Do not copy the pictures; transcribe all other material exactly.
— Start —
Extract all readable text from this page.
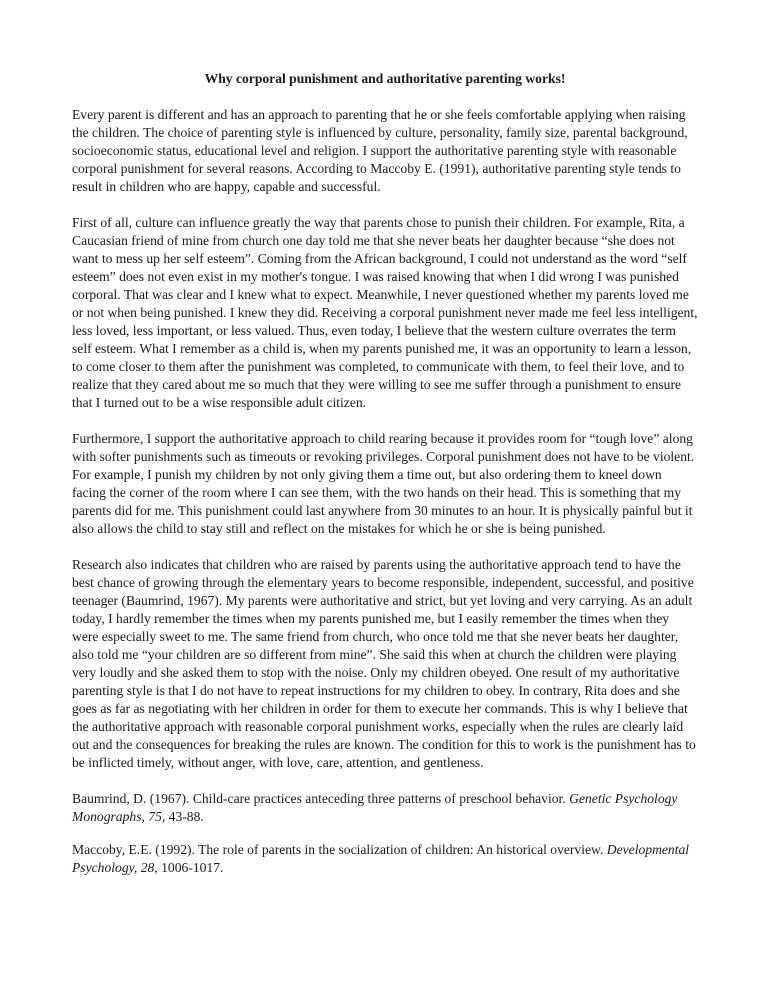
Why corporal punishment and authoritative parenting works!

Every parent is different and has an approach to parenting that he or she feels comfortable applying when raising the children. The choice of parenting style is influenced by culture, personality, family size, parental background, socioeconomic status, educational level and religion. I support the authoritative parenting style with reasonable corporal punishment for several reasons. According to Maccoby E. (1991), authoritative parenting style tends to result in children who are happy, capable and successful.

First of all, culture can influence greatly the way that parents chose to punish their children. For example, Rita, a Caucasian friend of mine from church one day told me that she never beats her daughter because “she does not want to mess up her self esteem”. Coming from the African background, I could not understand as the word “self esteem” does not even exist in my mother's tongue. I was raised knowing that when I did wrong I was punished corporal. That was clear and I knew what to expect. Meanwhile, I never questioned whether my parents loved me or not when being punished. I knew they did. Receiving a corporal punishment never made me feel less intelligent, less loved, less important, or less valued. Thus, even today, I believe that the western culture overrates the term self esteem. What I remember as a child is, when my parents punished me, it was an opportunity to learn a lesson, to come closer to them after the punishment was completed, to communicate with them, to feel their love, and to realize that they cared about me so much that they were willing to see me suffer through a punishment to ensure that I turned out to be a wise responsible adult citizen.

Furthermore, I support the authoritative approach to child rearing because it provides room for “tough love” along with softer punishments such as timeouts or revoking privileges. Corporal punishment does not have to be violent. For example, I punish my children by not only giving them a time out, but also ordering them to kneel down facing the corner of the room where I can see them, with the two hands on their head. This is something that my parents did for me. This punishment could last anywhere from 30 minutes to an hour. It is physically painful but it also allows the child to stay still and reflect on the mistakes for which he or she is being punished.

Research also indicates that children who are raised by parents using the authoritative approach tend to have the best chance of growing through the elementary years to become responsible, independent, successful, and positive teenager (Baumrind, 1967). My parents were authoritative and strict, but yet loving and very carrying. As an adult today, I hardly remember the times when my parents punished me, but I easily remember the times when they were especially sweet to me. The same friend from church, who once told me that she never beats her daughter, also told me “your children are so different from mine”. She said this when at church the children were playing very loudly and she asked them to stop with the noise. Only my children obeyed. One result of my authoritative parenting style is that I do not have to repeat instructions for my children to obey. In contrary, Rita does and she goes as far as negotiating with her children in order for them to execute her commands. This is why I believe that the authoritative approach with reasonable corporal punishment works, especially when the rules are clearly laid out and the consequences for breaking the rules are known. The condition for this to work is the punishment has to be inflicted timely, without anger, with love, care, attention, and gentleness.

Baumrind, D. (1967). Child-care practices anteceding three patterns of preschool behavior. Genetic Psychology Monographs, 75, 43-88.

Maccoby, E.E. (1992). The role of parents in the socialization of children: An historical overview. Developmental Psychology, 28, 1006-1017.
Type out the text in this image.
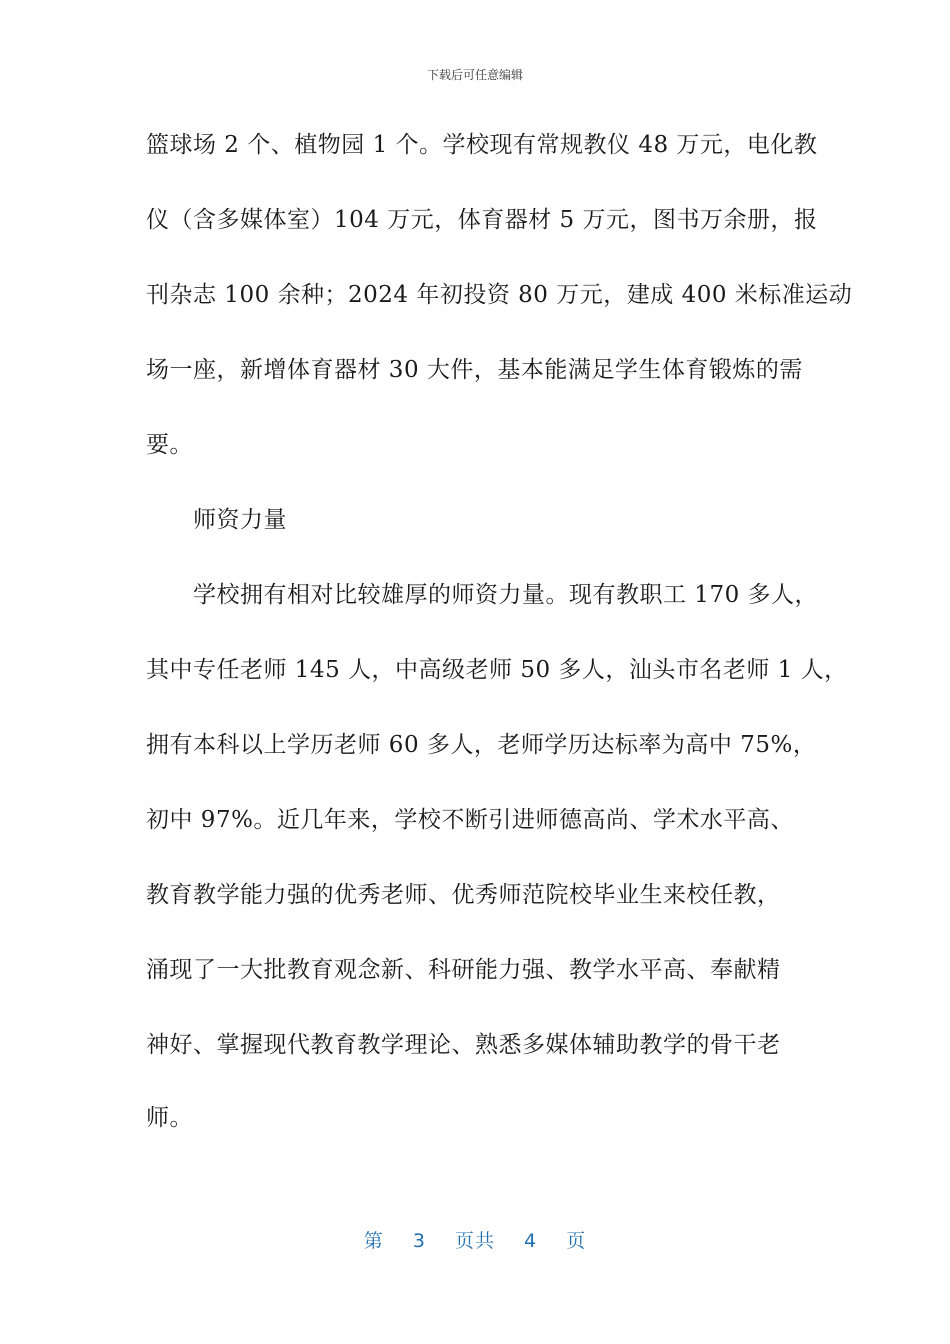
下载后可任意编辑
篮球场 2 个、植物园 1 个。学校现有常规教仪 48 万元，电化教
仪（含多媒体室）104 万元，体育器材 5 万元，图书万余册，报
刊杂志 100 余种；2024 年初投资 80 万元，建成 400 米标准运动
场一座，新增体育器材 30 大件，基本能满足学生体育锻炼的需
要。
师资力量
学校拥有相对比较雄厚的师资力量。现有教职工 170 多人，
其中专任老师 145 人，中高级老师 50 多人，汕头市名老师 1 人，
拥有本科以上学历老师 60 多人，老师学历达标率为高中 75%，
初中 97%。近几年来，学校不断引进师德高尚、学术水平高、
教育教学能力强的优秀老师、优秀师范院校毕业生来校任教，
涌现了一大批教育观念新、科研能力强、教学水平高、奉献精
神好、掌握现代教育教学理论、熟悉多媒体辅助教学的骨干老
师。
第 3 页共 4 页
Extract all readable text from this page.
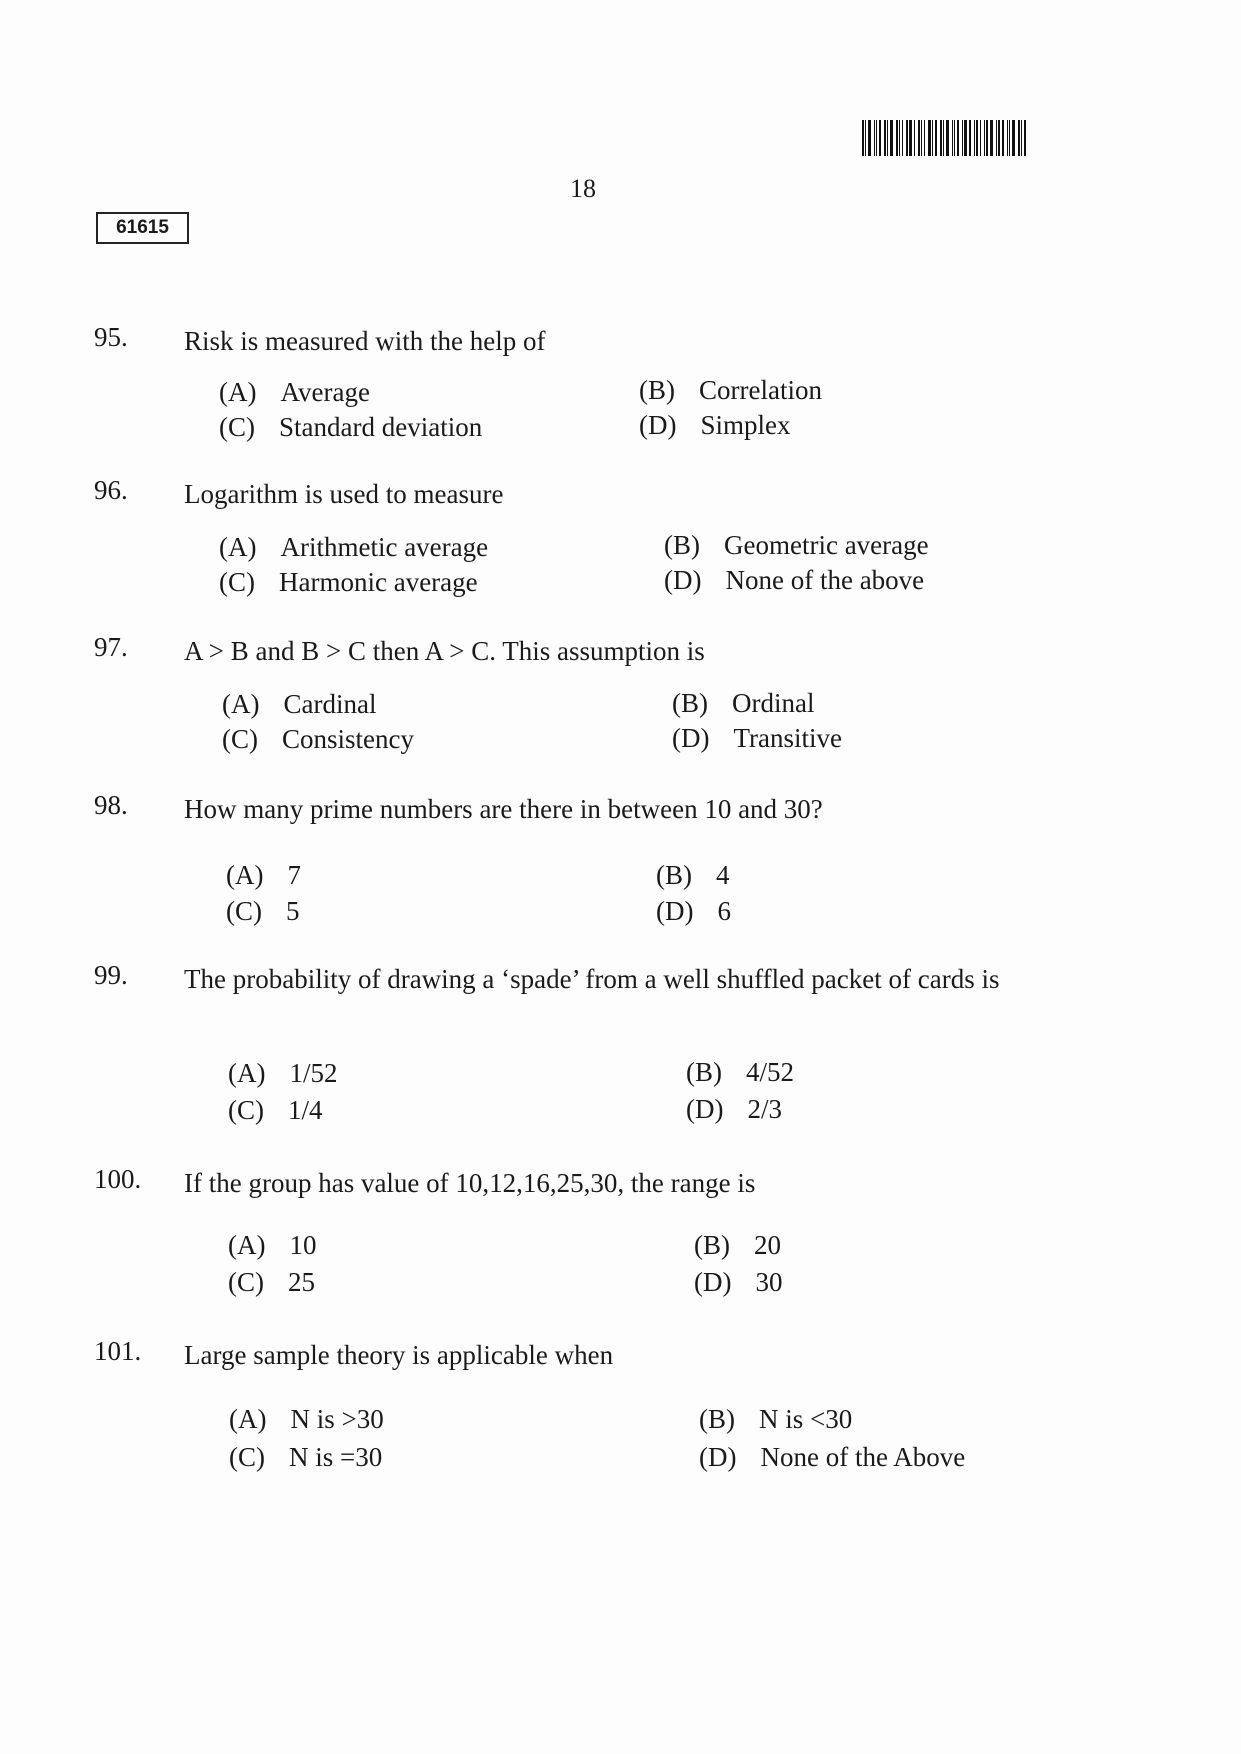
18
61615
95. Risk is measured with the help of
(A) Average	(B) Correlation
(C) Standard deviation	(D) Simplex
96. Logarithm is used to measure
(A) Arithmetic average	(B) Geometric average
(C) Harmonic average	(D) None of the above
97. A > B and B > C then A > C. This assumption is
(A) Cardinal	(B) Ordinal
(C) Consistency	(D) Transitive
98. How many prime numbers are there in between 10 and 30?
(A) 7	(B) 4
(C) 5	(D) 6
99. The probability of drawing a ‘spade’ from a well shuffled packet of cards is
(A) 1/52	(B) 4/52
(C) 1/4	(D) 2/3
100. If the group has value of 10,12,16,25,30, the range is
(A) 10	(B) 20
(C) 25	(D) 30
101. Large sample theory is applicable when
(A) N is >30	(B) N is <30
(C) N is =30	(D) None of the Above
— End —
_Task output_
Extract all readable text from this page.
Why corporal punishment and authoritative parenting works!

Every parent is different and has an approach to parenting that he or she feels comfortable applying when raising the children. The choice of parenting style is influenced by culture, personality, family size, parental background, socioeconomic status, educational level and religion. I support the authoritative parenting style with reasonable corporal punishment for several reasons. According to Maccoby E. (1991), authoritative parenting style tends to result in children who are happy, capable and successful.

First of all, culture can influence greatly the way that parents chose to punish their children. For example, Rita, a Caucasian friend of mine from church one day told me that she never beats her daughter because “she does not want to mess up her self esteem”. Coming from the African background, I could not understand as the word “self esteem” does not even exist in my mother's tongue. I was raised knowing that when I did wrong I was punished corporal. That was clear and I knew what to expect. Meanwhile, I never questioned whether my parents loved me or not when being punished. I knew they did. Receiving a corporal punishment never made me feel less intelligent, less loved, less important, or less valued. Thus, even today, I believe that the western culture overrates the term self esteem. What I remember as a child is, when my parents punished me, it was an opportunity to learn a lesson, to come closer to them after the punishment was completed, to communicate with them, to feel their love, and to realize that they cared about me so much that they were willing to see me suffer through a punishment to ensure that I turned out to be a wise responsible adult citizen.

Furthermore, I support the authoritative approach to child rearing because it provides room for “tough love” along with softer punishments such as timeouts or revoking privileges. Corporal punishment does not have to be violent. For example, I punish my children by not only giving them a time out, but also ordering them to kneel down facing the corner of the room where I can see them, with the two hands on their head. This is something that my parents did for me. This punishment could last anywhere from 30 minutes to an hour. It is physically painful but it also allows the child to stay still and reflect on the mistakes for which he or she is being punished.

Research also indicates that children who are raised by parents using the authoritative approach tend to have the best chance of growing through the elementary years to become responsible, independent, successful, and positive teenager (Baumrind, 1967). My parents were authoritative and strict, but yet loving and very carrying. As an adult today, I hardly remember the times when my parents punished me, but I easily remember the times when they were especially sweet to me. The same friend from church, who once told me that she never beats her daughter, also told me “your children are so different from mine”. She said this when at church the children were playing very loudly and she asked them to stop with the noise. Only my children obeyed. One result of my authoritative parenting style is that I do not have to repeat instructions for my children to obey. In contrary, Rita does and she goes as far as negotiating with her children in order for them to execute her commands. This is why I believe that the authoritative approach with reasonable corporal punishment works, especially when the rules are clearly laid out and the consequences for breaking the rules are known. The condition for this to work is the punishment has to be inflicted timely, without anger, with love, care, attention, and gentleness.

Baumrind, D. (1967). Child-care practices anteceding three patterns of preschool behavior. Genetic Psychology Monographs, 75, 43-88.

Maccoby, E.E. (1992). The role of parents in the socialization of children: An historical overview. Developmental Psychology, 28, 1006-1017.
Type out the text in this image.
下载后可任意编辑
篮球场 2 个、植物园 1 个。学校现有常规教仪 48 万元，电化教
仪（含多媒体室）104 万元，体育器材 5 万元，图书万余册，报
刊杂志 100 余种；2024 年初投资 80 万元，建成 400 米标准运动
场一座，新增体育器材 30 大件，基本能满足学生体育锻炼的需
要。
师资力量
学校拥有相对比较雄厚的师资力量。现有教职工 170 多人，
其中专任老师 145 人，中高级老师 50 多人，汕头市名老师 1 人，
拥有本科以上学历老师 60 多人，老师学历达标率为高中 75%，
初中 97%。近几年来，学校不断引进师德高尚、学术水平高、
教育教学能力强的优秀老师、优秀师范院校毕业生来校任教，
涌现了一大批教育观念新、科研能力强、教学水平高、奉献精
神好、掌握现代教育教学理论、熟悉多媒体辅助教学的骨干老
师。
第 3 页共 4 页
Extract all readable text from this page.
18
61615
95. Risk is measured with the help of
(A) Average	(B) Correlation
(C) Standard deviation	(D) Simplex
96. Logarithm is used to measure
(A) Arithmetic average	(B) Geometric average
(C) Harmonic average	(D) None of the above
97. A > B and B > C then A > C. This assumption is
(A) Cardinal	(B) Ordinal
(C) Consistency	(D) Transitive
98. How many prime numbers are there in between 10 and 30?
(A) 7	(B) 4
(C) 5	(D) 6
99. The probability of drawing a ‘spade’ from a well shuffled packet of cards is
(A) 1/52	(B) 4/52
(C) 1/4	(D) 2/3
100. If the group has value of 10,12,16,25,30, the range is
(A) 10	(B) 20
(C) 25	(D) 30
101. Large sample theory is applicable when
(A) N is >30	(B) N is <30
(C) N is =30	(D) None of the Above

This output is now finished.